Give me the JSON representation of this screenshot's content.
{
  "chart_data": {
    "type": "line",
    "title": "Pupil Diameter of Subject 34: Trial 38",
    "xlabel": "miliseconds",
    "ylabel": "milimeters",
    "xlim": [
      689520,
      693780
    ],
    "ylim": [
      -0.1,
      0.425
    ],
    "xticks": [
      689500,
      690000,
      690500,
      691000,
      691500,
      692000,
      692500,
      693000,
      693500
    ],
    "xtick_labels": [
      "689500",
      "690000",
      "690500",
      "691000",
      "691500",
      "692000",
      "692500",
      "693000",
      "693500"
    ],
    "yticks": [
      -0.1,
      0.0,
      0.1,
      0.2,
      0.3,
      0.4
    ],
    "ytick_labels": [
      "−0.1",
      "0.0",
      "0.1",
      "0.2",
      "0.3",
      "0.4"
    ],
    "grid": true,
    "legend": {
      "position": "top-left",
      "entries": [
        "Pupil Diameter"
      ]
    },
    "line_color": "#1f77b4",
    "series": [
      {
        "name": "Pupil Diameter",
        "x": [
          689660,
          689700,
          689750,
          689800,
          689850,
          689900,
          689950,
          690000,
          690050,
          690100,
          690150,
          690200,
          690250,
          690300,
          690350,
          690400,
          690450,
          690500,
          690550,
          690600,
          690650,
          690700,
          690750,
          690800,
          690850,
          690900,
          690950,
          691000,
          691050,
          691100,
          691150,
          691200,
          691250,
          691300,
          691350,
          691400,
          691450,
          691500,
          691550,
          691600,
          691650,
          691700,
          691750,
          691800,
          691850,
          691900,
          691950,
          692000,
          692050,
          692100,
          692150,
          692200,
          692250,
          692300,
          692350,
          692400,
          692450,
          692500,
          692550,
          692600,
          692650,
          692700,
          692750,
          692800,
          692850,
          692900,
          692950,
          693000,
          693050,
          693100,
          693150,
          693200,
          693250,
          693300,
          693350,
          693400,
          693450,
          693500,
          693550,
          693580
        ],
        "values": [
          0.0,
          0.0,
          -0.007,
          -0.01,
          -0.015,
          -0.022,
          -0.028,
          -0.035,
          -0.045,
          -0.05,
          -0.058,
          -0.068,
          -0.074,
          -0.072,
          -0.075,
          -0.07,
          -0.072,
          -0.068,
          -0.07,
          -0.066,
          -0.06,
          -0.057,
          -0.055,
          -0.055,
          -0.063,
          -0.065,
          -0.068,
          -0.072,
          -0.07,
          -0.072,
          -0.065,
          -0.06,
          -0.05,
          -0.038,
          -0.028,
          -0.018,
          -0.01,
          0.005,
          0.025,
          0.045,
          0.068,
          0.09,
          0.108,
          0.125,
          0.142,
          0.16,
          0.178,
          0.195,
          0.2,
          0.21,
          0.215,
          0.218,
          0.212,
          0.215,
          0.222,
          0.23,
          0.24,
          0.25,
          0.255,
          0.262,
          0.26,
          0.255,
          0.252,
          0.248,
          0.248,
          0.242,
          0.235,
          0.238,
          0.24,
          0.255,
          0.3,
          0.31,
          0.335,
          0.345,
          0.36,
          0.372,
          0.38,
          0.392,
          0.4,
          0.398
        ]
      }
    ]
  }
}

§ EXERCISE OBJECTIVE: Repeat every record exactly as written, please.

§ EXPECTED ANSWER:
Give me the JSON representation of this screenshot's content.
{
  "chart_data": {
    "type": "line",
    "title": "Pupil Diameter of Subject 34: Trial 38",
    "xlabel": "miliseconds",
    "ylabel": "milimeters",
    "xlim": [
      689520,
      693780
    ],
    "ylim": [
      -0.1,
      0.425
    ],
    "xticks": [
      689500,
      690000,
      690500,
      691000,
      691500,
      692000,
      692500,
      693000,
      693500
    ],
    "xtick_labels": [
      "689500",
      "690000",
      "690500",
      "691000",
      "691500",
      "692000",
      "692500",
      "693000",
      "693500"
    ],
    "yticks": [
      -0.1,
      0.0,
      0.1,
      0.2,
      0.3,
      0.4
    ],
    "ytick_labels": [
      "−0.1",
      "0.0",
      "0.1",
      "0.2",
      "0.3",
      "0.4"
    ],
    "grid": true,
    "legend": {
      "position": "top-left",
      "entries": [
        "Pupil Diameter"
      ]
    },
    "line_color": "#1f77b4",
    "series": [
      {
        "name": "Pupil Diameter",
        "x": [
          689660,
          689700,
          689750,
          689800,
          689850,
          689900,
          689950,
          690000,
          690050,
          690100,
          690150,
          690200,
          690250,
          690300,
          690350,
          690400,
          690450,
          690500,
          690550,
          690600,
          690650,
          690700,
          690750,
          690800,
          690850,
          690900,
          690950,
          691000,
          691050,
          691100,
          691150,
          691200,
          691250,
          691300,
          691350,
          691400,
          691450,
          691500,
          691550,
          691600,
          691650,
          691700,
          691750,
          691800,
          691850,
          691900,
          691950,
          692000,
          692050,
          692100,
          692150,
          692200,
          692250,
          692300,
          692350,
          692400,
          692450,
          692500,
          692550,
          692600,
          692650,
          692700,
          692750,
          692800,
          692850,
          692900,
          692950,
          693000,
          693050,
          693100,
          693150,
          693200,
          693250,
          693300,
          693350,
          693400,
          693450,
          693500,
          693550,
          693580
        ],
        "values": [
          0.0,
          0.0,
          -0.007,
          -0.01,
          -0.015,
          -0.022,
          -0.028,
          -0.035,
          -0.045,
          -0.05,
          -0.058,
          -0.068,
          -0.074,
          -0.072,
          -0.075,
          -0.07,
          -0.072,
          -0.068,
          -0.07,
          -0.066,
          -0.06,
          -0.057,
          -0.055,
          -0.055,
          -0.063,
          -0.065,
          -0.068,
          -0.072,
          -0.07,
          -0.072,
          -0.065,
          -0.06,
          -0.05,
          -0.038,
          -0.028,
          -0.018,
          -0.01,
          0.005,
          0.025,
          0.045,
          0.068,
          0.09,
          0.108,
          0.125,
          0.142,
          0.16,
          0.178,
          0.195,
          0.2,
          0.21,
          0.215,
          0.218,
          0.212,
          0.215,
          0.222,
          0.23,
          0.24,
          0.25,
          0.255,
          0.262,
          0.26,
          0.255,
          0.252,
          0.248,
          0.248,
          0.242,
          0.235,
          0.238,
          0.24,
          0.255,
          0.3,
          0.31,
          0.335,
          0.345,
          0.36,
          0.372,
          0.38,
          0.392,
          0.4,
          0.398
        ]
      }
    ]
  }
}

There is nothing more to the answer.